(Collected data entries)
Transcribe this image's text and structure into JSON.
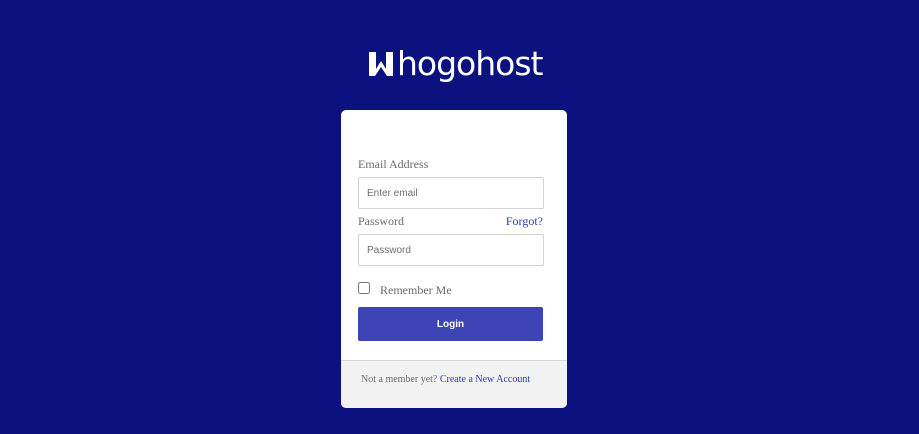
{
  "brand": {
    "name": "hogohost",
    "logo_icon": "whogohost-w-mark",
    "logo_alt": "Whogohost"
  },
  "colors": {
    "background": "#0b1280",
    "button": "#3d44b5",
    "link": "#2a3bb0"
  },
  "form": {
    "email_label": "Email Address",
    "email_placeholder": "Enter email",
    "email_value": "",
    "password_label": "Password",
    "forgot_label": "Forgot?",
    "password_placeholder": "Password",
    "password_value": "",
    "remember_label": "Remember Me",
    "remember_checked": false,
    "login_label": "Login"
  },
  "footer": {
    "prompt": "Not a member yet?",
    "link_label": "Create a New Account"
  }
}
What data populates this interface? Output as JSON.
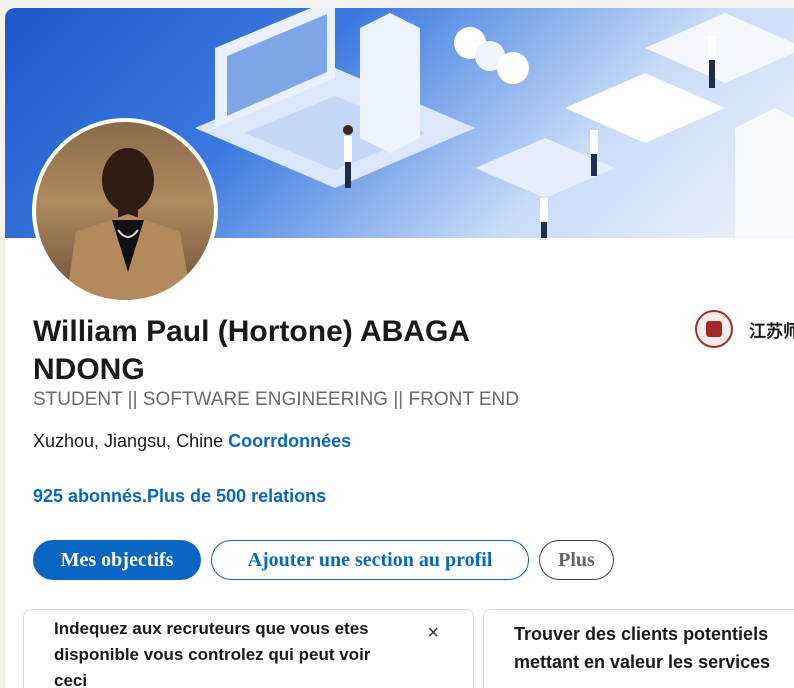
{
  "profile": {
    "name": "William Paul (Hortone) ABAGA NDONG",
    "headline": "STUDENT || SOFTWARE ENGINEERING || FRONT END",
    "location": "Xuzhou, Jiangsu, Chine",
    "contact_link": "Coorrdonnées",
    "stats": "925 abonnés.Plus de 500 relations"
  },
  "education": {
    "name": "江苏师"
  },
  "actions": {
    "primary": "Mes objectifs",
    "add_section": "Ajouter une section au profil",
    "more": "Plus"
  },
  "panels": {
    "open_to_work": "Indequez aux recruteurs que vous etes disponible vous controlez qui peut voir ceci",
    "close_icon": "×",
    "services": "Trouver des clients potentiels mettant en valeur les services"
  },
  "colors": {
    "link": "#0a66c2",
    "primary_button": "#0a66c2",
    "text": "#191919",
    "muted": "#6b6b6b"
  }
}
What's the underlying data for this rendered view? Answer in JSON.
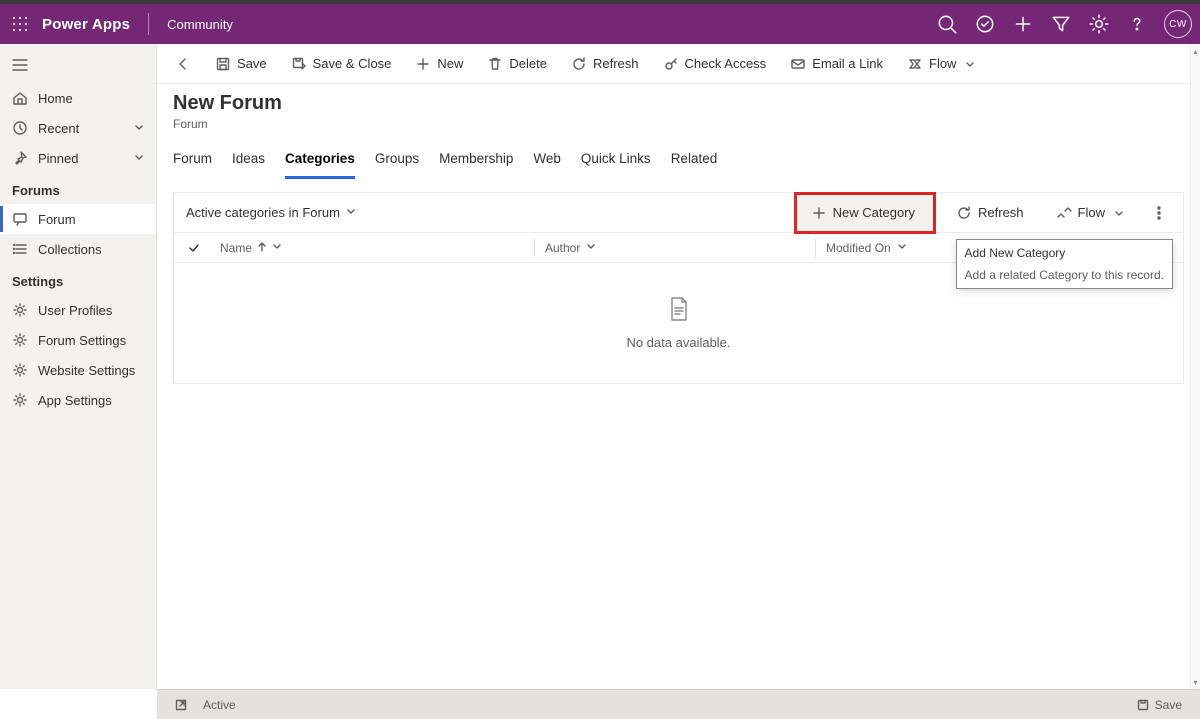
{
  "header": {
    "app": "Power Apps",
    "env": "Community",
    "avatar": "CW"
  },
  "sidebar": {
    "top": [
      {
        "label": "Home"
      },
      {
        "label": "Recent"
      },
      {
        "label": "Pinned"
      }
    ],
    "section_forums": "Forums",
    "forums": [
      {
        "label": "Forum"
      },
      {
        "label": "Collections"
      }
    ],
    "section_settings": "Settings",
    "settings": [
      {
        "label": "User Profiles"
      },
      {
        "label": "Forum Settings"
      },
      {
        "label": "Website Settings"
      },
      {
        "label": "App Settings"
      }
    ]
  },
  "commandbar": {
    "save": "Save",
    "save_close": "Save & Close",
    "new": "New",
    "delete": "Delete",
    "refresh": "Refresh",
    "check_access": "Check Access",
    "email_link": "Email a Link",
    "flow": "Flow"
  },
  "page": {
    "title": "New Forum",
    "subtitle": "Forum"
  },
  "tabs": {
    "items": [
      "Forum",
      "Ideas",
      "Categories",
      "Groups",
      "Membership",
      "Web",
      "Quick Links",
      "Related"
    ],
    "active": "Categories"
  },
  "grid": {
    "view": "Active categories in Forum",
    "cmd": {
      "new_category": "New Category",
      "refresh": "Refresh",
      "flow": "Flow"
    },
    "columns": {
      "name": "Name",
      "author": "Author",
      "modified": "Modified On"
    },
    "empty": "No data available."
  },
  "tooltip": {
    "title": "Add New Category",
    "body": "Add a related Category to this record."
  },
  "statusbar": {
    "status": "Active",
    "save": "Save"
  }
}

Task details:
Pictures in the records above should not be copied. Repeat everything else exactly.

Right answer:
Transcribe this image's text and structure into JSON.
{
  "brand": {
    "name": "hogohost",
    "logo_icon": "whogohost-w-mark",
    "logo_alt": "Whogohost"
  },
  "colors": {
    "background": "#0b1280",
    "button": "#3d44b5",
    "link": "#2a3bb0"
  },
  "form": {
    "email_label": "Email Address",
    "email_placeholder": "Enter email",
    "email_value": "",
    "password_label": "Password",
    "forgot_label": "Forgot?",
    "password_placeholder": "Password",
    "password_value": "",
    "remember_label": "Remember Me",
    "remember_checked": false,
    "login_label": "Login"
  },
  "footer": {
    "prompt": "Not a member yet?",
    "link_label": "Create a New Account"
  }
}
What data populates this interface? Output as JSON.
{
  "profile": {
    "name": "William Paul (Hortone) ABAGA NDONG",
    "headline": "STUDENT || SOFTWARE ENGINEERING || FRONT END",
    "location": "Xuzhou, Jiangsu, Chine",
    "contact_link": "Coorrdonnées",
    "stats": "925 abonnés.Plus de 500 relations"
  },
  "education": {
    "name": "江苏师"
  },
  "actions": {
    "primary": "Mes objectifs",
    "add_section": "Ajouter une section au profil",
    "more": "Plus"
  },
  "panels": {
    "open_to_work": "Indequez aux recruteurs que vous etes disponible vous controlez qui peut voir ceci",
    "close_icon": "×",
    "services": "Trouver des clients potentiels mettant en valeur les services"
  },
  "colors": {
    "link": "#0a66c2",
    "primary_button": "#0a66c2",
    "text": "#191919",
    "muted": "#6b6b6b"
  }
}
What's the underlying data for this rendered view? Answer in JSON.
{
  "header": {
    "app": "Power Apps",
    "env": "Community",
    "avatar": "CW"
  },
  "sidebar": {
    "top": [
      {
        "label": "Home"
      },
      {
        "label": "Recent"
      },
      {
        "label": "Pinned"
      }
    ],
    "section_forums": "Forums",
    "forums": [
      {
        "label": "Forum"
      },
      {
        "label": "Collections"
      }
    ],
    "section_settings": "Settings",
    "settings": [
      {
        "label": "User Profiles"
      },
      {
        "label": "Forum Settings"
      },
      {
        "label": "Website Settings"
      },
      {
        "label": "App Settings"
      }
    ]
  },
  "commandbar": {
    "save": "Save",
    "save_close": "Save & Close",
    "new": "New",
    "delete": "Delete",
    "refresh": "Refresh",
    "check_access": "Check Access",
    "email_link": "Email a Link",
    "flow": "Flow"
  },
  "page": {
    "title": "New Forum",
    "subtitle": "Forum"
  },
  "tabs": {
    "items": [
      "Forum",
      "Ideas",
      "Categories",
      "Groups",
      "Membership",
      "Web",
      "Quick Links",
      "Related"
    ],
    "active": "Categories"
  },
  "grid": {
    "view": "Active categories in Forum",
    "cmd": {
      "new_category": "New Category",
      "refresh": "Refresh",
      "flow": "Flow"
    },
    "columns": {
      "name": "Name",
      "author": "Author",
      "modified": "Modified On"
    },
    "empty": "No data available."
  },
  "tooltip": {
    "title": "Add New Category",
    "body": "Add a related Category to this record."
  },
  "statusbar": {
    "status": "Active",
    "save": "Save"
  }
}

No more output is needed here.